====== FRAGMENTO SELECCIONADO

05/03/2026
A veces me pregunto…
¿Cómo se evalúa a un alumno que no asiste?
¿Cómo se mide un aprendizaje que no estuvo?
¿Dónde termina la responsabilidad de la escuela y dónde empieza la de la familia?
Quienes trabajamos en educación sabemos que no se trata de falta de empatía. Si un estudiante está enfermo, si atraviesa una situación emocional compleja o enfrenta dificultades reales, claro que se apoya. La escuela está para acompañar.
Pero cuando simplemente no hay asistencia… cuando se cita, se llama, se envían recados, se documenta… y la respuesta es:
“Es que no quiere ir”,
entonces el tema deja de ser académico.
La Secretaría de Educación Pública establece lineamientos de evaluación. Pero ningún lineamiento sustituye la corresponsabilidad familiar. La educación es un trabajo compartido.
No podemos enseñar a quien no está.
No podemos evaluar lo que no se realizó.
No podemos generar evidencias donde no hubo proceso.
También es cierto que el sistema muchas veces presiona para acreditar, para “no afectar estadísticas”, para evitar conflictos. Y ahí es donde el docente se desgasta, porque siente que su trabajo pierde sentido.
Pero más allá del número en la boleta, la verdadera evaluación ocurre en la vida.
La constancia se aprende asistiendo.
La responsabilidad se forma cumpliendo.
El compromiso no se imprime en un acta: se practica.
Como escuela podemos agotar estrategias.
Como docentes podemos acompañar, insistir, orientar.
Pero no podemos sustituir la voluntad ni la responsabilidad que nace en casa.
Educar no es cargar solos.
Es caminar en conjunto.
Y cuando una parte no camina, el trayecto se vuelve cuesta arriba… pero la conciencia profesional nos obliga a actuar con ética, no con enojo.
Porque más que poner un número,
nuestro deber es sostener la dignidad del proceso educativo.

============

• _LISTA DE TAREAS_:
A – Responde según el texto sobre la inasistencia escolar:
(i) ¿Qué institución establece los lineamientos de evaluación?
(ii) ¿Qué respuesta recibe la escuela después de citar, llamar y enviar recados?
(iii) ¿Cómo se aprende la constancia?
B – Reproduce sin cambios la parte del texto sobre la inasistencia escolar que empieza en las palabras "La constancia se" y acaba después de "es cargar solos.".
Los registros no son necesarios.

====== REGISTROS LISTADOS

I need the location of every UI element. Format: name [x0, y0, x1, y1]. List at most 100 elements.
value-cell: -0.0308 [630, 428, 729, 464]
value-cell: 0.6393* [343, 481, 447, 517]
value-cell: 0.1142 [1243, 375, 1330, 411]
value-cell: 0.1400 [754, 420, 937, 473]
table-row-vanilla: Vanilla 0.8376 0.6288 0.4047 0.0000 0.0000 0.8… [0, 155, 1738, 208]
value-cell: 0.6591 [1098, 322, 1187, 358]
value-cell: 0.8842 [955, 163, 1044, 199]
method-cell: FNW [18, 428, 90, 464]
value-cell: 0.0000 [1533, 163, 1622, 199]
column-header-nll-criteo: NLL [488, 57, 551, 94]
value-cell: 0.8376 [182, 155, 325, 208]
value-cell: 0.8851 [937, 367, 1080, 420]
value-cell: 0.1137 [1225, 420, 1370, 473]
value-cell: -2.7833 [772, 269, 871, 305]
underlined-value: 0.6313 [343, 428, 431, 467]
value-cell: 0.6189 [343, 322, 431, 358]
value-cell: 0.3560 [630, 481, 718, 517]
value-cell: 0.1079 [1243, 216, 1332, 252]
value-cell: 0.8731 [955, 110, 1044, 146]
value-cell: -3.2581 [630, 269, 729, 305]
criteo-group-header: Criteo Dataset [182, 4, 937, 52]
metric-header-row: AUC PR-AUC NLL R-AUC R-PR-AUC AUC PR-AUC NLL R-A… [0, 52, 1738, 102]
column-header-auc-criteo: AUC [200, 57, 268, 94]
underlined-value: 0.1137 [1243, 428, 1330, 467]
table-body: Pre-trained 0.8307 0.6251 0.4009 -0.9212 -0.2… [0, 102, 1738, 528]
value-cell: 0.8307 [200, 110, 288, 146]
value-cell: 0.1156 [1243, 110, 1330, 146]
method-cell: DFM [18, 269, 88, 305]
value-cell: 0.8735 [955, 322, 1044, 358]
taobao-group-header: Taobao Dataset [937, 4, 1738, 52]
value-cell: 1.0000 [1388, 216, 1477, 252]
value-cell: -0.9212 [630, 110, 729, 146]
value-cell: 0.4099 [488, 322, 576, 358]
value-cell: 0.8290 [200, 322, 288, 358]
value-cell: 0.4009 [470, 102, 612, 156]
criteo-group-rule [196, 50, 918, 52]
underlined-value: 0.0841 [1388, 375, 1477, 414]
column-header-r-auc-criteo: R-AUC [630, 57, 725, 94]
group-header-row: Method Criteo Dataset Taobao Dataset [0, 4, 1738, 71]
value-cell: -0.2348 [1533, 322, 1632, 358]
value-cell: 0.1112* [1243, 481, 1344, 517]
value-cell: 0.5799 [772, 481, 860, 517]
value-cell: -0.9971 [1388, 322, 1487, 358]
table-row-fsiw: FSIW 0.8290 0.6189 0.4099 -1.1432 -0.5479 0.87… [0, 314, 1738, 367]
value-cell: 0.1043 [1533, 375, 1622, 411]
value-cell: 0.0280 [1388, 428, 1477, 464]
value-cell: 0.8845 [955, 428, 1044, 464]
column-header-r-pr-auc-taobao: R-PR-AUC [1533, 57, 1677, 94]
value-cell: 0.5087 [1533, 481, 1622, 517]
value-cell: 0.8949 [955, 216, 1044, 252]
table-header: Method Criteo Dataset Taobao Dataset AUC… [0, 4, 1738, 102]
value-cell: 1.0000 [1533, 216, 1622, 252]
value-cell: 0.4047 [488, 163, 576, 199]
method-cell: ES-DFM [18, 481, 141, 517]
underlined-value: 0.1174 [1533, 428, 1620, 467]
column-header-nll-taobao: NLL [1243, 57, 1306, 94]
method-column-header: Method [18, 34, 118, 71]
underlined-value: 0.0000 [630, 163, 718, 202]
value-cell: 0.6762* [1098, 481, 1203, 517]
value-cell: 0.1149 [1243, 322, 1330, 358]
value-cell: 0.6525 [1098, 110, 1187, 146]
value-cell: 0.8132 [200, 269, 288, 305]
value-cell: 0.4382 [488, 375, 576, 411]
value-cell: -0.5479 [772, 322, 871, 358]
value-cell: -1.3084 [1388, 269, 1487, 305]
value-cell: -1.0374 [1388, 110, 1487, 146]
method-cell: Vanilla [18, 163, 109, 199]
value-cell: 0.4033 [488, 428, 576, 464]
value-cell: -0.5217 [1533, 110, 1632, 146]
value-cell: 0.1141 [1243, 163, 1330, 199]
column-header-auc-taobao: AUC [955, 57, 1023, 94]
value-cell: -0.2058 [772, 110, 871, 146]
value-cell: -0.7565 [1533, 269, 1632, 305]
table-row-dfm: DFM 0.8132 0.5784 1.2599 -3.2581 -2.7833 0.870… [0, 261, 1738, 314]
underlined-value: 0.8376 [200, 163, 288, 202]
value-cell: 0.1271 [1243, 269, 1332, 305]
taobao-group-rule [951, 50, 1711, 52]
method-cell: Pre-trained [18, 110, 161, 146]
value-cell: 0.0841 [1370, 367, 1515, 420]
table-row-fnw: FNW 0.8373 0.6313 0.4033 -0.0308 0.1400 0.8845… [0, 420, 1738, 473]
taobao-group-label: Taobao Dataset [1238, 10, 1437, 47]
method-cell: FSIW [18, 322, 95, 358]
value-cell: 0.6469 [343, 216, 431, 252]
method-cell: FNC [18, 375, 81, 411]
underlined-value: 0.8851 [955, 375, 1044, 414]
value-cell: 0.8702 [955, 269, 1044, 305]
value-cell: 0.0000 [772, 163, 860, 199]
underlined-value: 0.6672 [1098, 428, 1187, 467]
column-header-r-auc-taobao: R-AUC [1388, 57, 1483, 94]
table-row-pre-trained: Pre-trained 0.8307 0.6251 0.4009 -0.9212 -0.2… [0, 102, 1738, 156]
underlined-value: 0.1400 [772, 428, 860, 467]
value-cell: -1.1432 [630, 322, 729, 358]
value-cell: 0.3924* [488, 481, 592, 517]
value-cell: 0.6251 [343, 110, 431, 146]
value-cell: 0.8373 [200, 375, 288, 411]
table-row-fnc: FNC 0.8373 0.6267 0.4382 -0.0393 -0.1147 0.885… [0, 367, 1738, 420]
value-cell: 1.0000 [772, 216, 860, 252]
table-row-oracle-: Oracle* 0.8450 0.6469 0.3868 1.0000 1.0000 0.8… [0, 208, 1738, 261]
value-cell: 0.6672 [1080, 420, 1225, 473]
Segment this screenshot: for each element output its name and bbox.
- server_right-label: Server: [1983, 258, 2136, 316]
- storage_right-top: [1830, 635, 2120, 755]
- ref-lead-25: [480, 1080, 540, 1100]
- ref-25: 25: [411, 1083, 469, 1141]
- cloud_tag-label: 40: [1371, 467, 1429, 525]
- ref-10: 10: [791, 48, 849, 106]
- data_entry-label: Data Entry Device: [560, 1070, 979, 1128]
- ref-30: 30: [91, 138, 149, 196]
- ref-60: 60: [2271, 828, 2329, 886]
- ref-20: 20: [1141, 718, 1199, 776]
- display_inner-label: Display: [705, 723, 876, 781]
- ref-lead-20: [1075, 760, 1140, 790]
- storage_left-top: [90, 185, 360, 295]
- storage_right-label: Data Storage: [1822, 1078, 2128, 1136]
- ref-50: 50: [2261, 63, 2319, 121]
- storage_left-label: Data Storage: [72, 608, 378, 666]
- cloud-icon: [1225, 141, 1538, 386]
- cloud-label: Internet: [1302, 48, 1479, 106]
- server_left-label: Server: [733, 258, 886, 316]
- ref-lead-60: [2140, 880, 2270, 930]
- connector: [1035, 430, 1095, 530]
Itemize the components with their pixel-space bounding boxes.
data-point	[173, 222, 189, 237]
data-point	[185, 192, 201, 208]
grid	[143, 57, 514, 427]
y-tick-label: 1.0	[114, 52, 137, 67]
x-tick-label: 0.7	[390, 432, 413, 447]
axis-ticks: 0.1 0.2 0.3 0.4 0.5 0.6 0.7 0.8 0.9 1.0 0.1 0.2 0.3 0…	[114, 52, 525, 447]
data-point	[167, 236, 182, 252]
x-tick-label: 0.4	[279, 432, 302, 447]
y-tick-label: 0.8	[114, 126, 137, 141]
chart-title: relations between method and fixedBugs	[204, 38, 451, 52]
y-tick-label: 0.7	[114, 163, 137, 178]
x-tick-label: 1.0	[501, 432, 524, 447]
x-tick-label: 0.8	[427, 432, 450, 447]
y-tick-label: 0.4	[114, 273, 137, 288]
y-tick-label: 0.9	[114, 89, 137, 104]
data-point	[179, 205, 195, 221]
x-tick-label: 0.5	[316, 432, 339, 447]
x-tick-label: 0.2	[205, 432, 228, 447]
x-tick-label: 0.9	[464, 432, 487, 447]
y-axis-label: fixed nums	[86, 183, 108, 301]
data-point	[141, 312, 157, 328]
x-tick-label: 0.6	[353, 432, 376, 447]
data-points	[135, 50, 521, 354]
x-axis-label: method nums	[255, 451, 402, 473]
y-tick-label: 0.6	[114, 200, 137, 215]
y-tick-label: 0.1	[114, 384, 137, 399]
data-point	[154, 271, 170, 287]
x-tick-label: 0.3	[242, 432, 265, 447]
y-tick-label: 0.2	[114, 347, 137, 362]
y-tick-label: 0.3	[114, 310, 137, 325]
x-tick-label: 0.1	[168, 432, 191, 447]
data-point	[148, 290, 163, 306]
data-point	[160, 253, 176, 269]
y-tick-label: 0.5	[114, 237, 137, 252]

============

• _RESULTADOS EN ORDEN_:
A –
(i) La Secretaría de Educación Pública.
(ii) "Es que no quiere ir".
(iii) Asistiendo.

B –
La constancia se aprende asistiendo.
La responsabilidad se forma cumpliendo.
El compromiso no se imprime en un acta: se practica.
Como escuela podemos agotar estrategias.
Como docentes podemos acompañar, insistir, orientar.
Pero no podemos sustituir la voluntad ni la responsabilidad que nace en casa.
Educar no es cargar solos.